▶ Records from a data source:

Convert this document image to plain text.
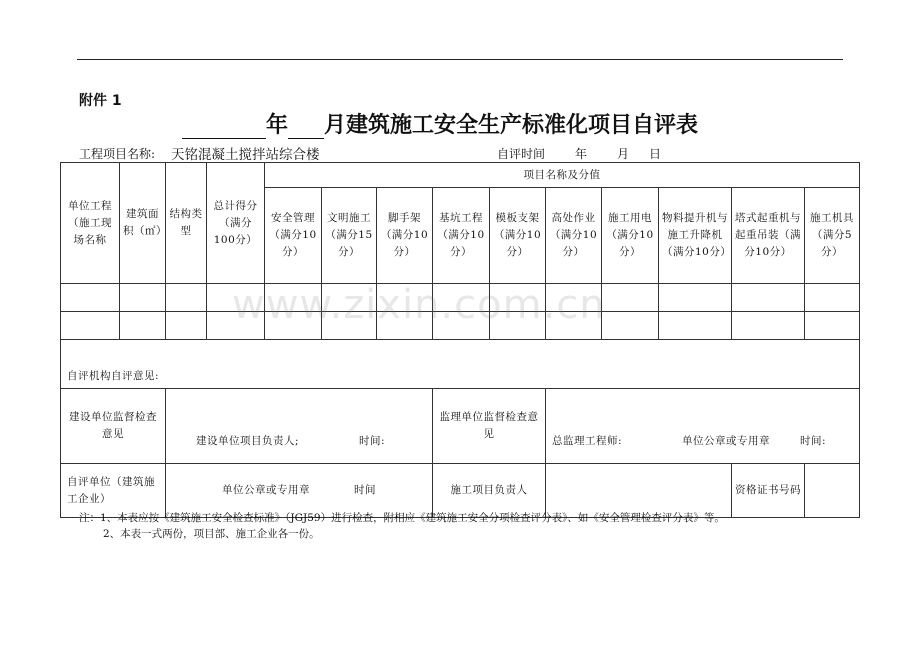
附件 1
年 月建筑施工安全生产标准化项目自评表
工程项目名称: 天铭混凝土搅拌站综合楼	自评时间	年	月 日
单位工程（施工现场名称	建筑面积（㎡）	结构类型	总计得分（满分100分）	项目名称及分值									
				安全管理（满分10分）	文明施工（满分15分）	脚手架（满分10分）	基坑工程（满分10分）	模板支架（满分10分）	高处作业（满分10分）	施工用电（满分10分）	物料提升机与施工升降机（满分10分）	塔式起重机与起重吊装（满分10分）	施工机具（满分5分）

自评机构自评意见:													
建设单位监督检查意见		建设单位项目负责人; 时间:					监理单位监督检查意见		总监理工程师: 单位公章或专用章 时间:				

自评单位（建筑施工企业）		单位公章或专用章 时间					施工项目负责人					资格证书号码	
注：1、本表应按《建筑施工安全检查标准》（JGJ59）进行检查，附相应《建筑施工安全分项检查评分表》、如《安全管理检查评分表》等。
2、本表一式两份，项目部、施工企业各一份。
www.zixin.com.cn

▶ What you need to do: Pictures in the records must not appear in the copy; transcribe everything else precisely.

▶ Exercise response:
Convert this document image to plain text.
附件 1
年 月建筑施工安全生产标准化项目自评表
工程项目名称: 天铭混凝土搅拌站综合楼	自评时间	年	月 日
单位工程（施工现场名称	建筑面积（㎡）	结构类型	总计得分（满分100分）	项目名称及分值									
				安全管理（满分10分）	文明施工（满分15分）	脚手架（满分10分）	基坑工程（满分10分）	模板支架（满分10分）	高处作业（满分10分）	施工用电（满分10分）	物料提升机与施工升降机（满分10分）	塔式起重机与起重吊装（满分10分）	施工机具（满分5分）

自评机构自评意见:													
建设单位监督检查意见		建设单位项目负责人; 时间:					监理单位监督检查意见		总监理工程师: 单位公章或专用章 时间:				

自评单位（建筑施工企业）		单位公章或专用章 时间					施工项目负责人					资格证书号码	
注：1、本表应按《建筑施工安全检查标准》（JGJ59）进行检查，附相应《建筑施工安全分项检查评分表》、如《安全管理检查评分表》等。
2、本表一式两份，项目部、施工企业各一份。
www.zixin.com.cn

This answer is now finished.